▸ **MATERIAL PROVIDED**
-- begin --

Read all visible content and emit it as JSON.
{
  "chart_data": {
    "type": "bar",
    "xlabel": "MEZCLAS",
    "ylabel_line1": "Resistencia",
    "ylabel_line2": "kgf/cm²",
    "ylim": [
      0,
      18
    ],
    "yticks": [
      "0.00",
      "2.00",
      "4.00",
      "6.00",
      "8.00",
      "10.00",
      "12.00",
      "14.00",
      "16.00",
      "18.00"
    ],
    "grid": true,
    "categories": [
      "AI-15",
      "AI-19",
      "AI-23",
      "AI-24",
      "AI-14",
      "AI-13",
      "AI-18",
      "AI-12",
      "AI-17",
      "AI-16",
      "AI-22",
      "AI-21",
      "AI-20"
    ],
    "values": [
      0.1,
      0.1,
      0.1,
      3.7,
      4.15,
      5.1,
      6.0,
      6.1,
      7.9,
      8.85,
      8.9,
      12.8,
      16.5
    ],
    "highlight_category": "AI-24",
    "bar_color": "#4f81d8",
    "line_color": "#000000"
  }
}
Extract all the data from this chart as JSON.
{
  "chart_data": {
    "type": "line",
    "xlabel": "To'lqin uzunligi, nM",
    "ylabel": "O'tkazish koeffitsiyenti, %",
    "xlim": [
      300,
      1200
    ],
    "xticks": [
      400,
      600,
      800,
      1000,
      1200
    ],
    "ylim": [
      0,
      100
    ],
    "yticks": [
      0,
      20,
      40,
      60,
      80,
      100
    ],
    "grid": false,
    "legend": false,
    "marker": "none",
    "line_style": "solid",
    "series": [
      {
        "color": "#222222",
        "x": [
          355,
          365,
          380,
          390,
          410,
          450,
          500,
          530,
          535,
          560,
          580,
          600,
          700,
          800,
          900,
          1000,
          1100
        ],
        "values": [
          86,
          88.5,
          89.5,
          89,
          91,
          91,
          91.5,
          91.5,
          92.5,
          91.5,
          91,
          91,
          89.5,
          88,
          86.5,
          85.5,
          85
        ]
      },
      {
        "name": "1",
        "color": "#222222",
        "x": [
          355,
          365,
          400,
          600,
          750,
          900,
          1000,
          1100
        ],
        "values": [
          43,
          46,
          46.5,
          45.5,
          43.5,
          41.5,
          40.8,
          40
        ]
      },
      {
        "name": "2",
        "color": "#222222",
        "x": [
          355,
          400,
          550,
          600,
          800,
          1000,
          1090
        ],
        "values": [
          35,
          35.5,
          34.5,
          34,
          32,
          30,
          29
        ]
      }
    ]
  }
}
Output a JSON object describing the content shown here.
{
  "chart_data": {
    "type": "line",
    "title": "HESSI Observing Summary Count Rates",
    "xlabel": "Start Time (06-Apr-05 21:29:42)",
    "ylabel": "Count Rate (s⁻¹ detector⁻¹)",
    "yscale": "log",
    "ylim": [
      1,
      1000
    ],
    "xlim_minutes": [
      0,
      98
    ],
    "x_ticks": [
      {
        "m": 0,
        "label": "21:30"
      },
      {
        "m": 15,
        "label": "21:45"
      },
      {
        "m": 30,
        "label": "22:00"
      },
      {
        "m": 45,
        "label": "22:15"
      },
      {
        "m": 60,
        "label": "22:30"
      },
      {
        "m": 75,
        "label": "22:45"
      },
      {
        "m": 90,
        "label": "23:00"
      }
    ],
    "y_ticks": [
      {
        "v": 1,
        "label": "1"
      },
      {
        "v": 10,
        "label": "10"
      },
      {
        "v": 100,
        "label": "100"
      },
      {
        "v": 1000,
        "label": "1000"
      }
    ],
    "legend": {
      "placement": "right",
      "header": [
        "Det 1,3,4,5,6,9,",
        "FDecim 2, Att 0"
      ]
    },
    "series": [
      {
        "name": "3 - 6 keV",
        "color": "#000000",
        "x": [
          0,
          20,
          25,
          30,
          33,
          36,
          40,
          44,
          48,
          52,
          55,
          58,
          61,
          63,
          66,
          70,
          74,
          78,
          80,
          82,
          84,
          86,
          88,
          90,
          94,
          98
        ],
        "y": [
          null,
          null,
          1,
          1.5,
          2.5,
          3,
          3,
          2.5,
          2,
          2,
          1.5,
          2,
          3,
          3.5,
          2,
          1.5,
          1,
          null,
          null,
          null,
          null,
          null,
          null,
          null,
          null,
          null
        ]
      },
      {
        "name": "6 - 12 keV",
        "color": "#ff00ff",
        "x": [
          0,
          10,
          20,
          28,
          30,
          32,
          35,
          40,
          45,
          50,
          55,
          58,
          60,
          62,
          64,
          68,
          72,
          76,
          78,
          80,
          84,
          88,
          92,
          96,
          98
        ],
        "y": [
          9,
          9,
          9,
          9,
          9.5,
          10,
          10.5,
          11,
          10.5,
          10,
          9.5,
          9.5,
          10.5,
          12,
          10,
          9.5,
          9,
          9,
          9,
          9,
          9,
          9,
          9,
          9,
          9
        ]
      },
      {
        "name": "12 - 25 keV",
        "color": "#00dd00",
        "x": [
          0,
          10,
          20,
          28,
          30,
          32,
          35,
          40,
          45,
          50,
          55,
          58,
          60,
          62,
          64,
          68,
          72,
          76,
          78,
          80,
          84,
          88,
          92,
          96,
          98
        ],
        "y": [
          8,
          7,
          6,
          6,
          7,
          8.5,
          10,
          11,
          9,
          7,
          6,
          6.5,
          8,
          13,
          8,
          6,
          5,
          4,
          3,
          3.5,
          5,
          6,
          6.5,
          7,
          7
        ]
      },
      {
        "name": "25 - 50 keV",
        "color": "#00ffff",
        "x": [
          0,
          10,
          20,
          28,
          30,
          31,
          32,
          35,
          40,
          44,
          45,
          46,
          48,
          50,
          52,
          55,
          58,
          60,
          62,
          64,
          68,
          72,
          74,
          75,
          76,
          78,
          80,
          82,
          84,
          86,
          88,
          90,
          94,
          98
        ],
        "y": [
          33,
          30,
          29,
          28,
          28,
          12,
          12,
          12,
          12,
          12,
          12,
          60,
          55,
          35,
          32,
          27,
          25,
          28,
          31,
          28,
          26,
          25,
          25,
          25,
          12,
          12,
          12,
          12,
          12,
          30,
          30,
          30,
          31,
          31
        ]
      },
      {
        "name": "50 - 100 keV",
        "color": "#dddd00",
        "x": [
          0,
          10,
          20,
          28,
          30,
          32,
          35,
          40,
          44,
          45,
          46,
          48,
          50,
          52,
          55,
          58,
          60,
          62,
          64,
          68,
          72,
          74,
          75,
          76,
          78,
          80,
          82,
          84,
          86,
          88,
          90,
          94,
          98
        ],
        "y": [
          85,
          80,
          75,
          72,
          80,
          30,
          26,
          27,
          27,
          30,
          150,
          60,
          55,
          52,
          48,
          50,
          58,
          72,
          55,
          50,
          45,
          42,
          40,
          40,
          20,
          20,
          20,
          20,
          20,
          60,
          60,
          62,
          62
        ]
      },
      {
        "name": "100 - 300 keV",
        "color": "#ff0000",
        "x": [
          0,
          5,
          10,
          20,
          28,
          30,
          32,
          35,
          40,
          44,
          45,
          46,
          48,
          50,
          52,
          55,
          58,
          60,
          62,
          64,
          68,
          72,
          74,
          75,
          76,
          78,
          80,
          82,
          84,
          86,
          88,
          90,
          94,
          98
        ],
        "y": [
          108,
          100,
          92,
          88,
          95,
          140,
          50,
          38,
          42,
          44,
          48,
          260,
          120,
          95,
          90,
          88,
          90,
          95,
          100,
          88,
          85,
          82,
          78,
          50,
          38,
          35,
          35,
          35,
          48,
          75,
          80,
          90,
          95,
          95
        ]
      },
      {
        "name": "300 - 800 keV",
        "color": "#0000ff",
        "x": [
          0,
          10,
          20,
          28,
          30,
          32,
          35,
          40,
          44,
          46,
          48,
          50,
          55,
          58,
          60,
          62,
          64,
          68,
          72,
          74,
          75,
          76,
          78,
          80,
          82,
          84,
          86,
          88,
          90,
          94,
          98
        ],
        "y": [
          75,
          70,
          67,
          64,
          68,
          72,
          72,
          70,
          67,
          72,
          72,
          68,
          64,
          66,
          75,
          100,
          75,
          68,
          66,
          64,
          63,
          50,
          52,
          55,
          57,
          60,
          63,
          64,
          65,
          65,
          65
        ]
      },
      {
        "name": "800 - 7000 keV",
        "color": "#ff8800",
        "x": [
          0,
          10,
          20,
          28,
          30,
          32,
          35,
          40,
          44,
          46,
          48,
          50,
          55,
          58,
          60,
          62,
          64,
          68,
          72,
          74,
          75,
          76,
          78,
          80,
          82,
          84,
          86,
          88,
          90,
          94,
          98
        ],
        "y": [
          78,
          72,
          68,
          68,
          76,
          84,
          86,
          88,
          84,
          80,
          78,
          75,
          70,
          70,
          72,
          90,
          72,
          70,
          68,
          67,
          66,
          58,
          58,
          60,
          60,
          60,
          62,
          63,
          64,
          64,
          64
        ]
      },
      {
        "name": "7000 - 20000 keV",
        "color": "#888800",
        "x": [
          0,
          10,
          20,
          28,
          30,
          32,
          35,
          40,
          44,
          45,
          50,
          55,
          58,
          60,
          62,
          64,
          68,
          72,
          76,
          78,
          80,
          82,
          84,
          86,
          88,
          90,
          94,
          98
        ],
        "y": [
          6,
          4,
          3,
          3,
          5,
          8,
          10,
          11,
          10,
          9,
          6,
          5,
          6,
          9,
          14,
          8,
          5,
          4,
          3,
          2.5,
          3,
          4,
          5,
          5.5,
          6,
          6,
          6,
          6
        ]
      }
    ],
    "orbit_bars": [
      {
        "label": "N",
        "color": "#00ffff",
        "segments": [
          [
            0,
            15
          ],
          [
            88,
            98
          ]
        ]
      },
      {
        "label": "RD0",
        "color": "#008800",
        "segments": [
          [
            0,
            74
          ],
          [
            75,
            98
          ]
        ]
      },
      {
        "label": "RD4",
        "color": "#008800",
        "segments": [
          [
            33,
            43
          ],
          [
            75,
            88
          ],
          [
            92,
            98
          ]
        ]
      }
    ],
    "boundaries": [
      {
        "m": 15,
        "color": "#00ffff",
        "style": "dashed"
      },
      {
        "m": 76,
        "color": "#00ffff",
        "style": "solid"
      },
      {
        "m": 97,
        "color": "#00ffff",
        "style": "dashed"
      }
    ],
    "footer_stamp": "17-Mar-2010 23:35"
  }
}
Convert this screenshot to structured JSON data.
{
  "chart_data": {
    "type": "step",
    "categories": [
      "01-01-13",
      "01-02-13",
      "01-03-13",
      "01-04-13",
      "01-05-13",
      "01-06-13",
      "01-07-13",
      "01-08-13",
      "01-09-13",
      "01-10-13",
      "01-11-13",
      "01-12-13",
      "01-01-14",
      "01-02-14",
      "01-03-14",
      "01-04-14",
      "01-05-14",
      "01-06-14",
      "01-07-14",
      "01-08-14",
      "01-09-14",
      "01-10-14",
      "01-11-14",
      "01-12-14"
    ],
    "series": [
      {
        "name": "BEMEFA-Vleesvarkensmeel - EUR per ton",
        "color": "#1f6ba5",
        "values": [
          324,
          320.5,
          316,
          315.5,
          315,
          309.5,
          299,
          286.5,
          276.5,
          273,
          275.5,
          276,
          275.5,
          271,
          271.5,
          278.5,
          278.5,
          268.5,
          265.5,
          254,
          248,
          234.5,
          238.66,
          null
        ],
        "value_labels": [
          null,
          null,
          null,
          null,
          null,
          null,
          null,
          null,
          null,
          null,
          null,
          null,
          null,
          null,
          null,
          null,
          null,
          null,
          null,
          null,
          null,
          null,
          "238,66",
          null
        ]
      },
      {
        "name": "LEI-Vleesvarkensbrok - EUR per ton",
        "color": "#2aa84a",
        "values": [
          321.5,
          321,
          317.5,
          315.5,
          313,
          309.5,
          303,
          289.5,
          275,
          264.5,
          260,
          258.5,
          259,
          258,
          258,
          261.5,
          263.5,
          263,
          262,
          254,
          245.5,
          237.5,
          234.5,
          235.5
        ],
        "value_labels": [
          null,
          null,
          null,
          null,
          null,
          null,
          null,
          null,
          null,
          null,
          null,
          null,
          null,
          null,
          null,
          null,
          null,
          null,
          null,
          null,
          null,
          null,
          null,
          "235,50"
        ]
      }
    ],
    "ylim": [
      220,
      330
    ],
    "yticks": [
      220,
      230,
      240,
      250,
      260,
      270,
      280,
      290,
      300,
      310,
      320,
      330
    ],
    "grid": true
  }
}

-- end --

▸ **TASK DIRECTIONS**
Extract every line above that contains the word "xlabel".

▸ **RESPONSE**
    "xlabel": "MEZCLAS",
    "xlabel": "To'lqin uzunligi, nM",
    "xlabel": "Start Time (06-Apr-05 21:29:42)",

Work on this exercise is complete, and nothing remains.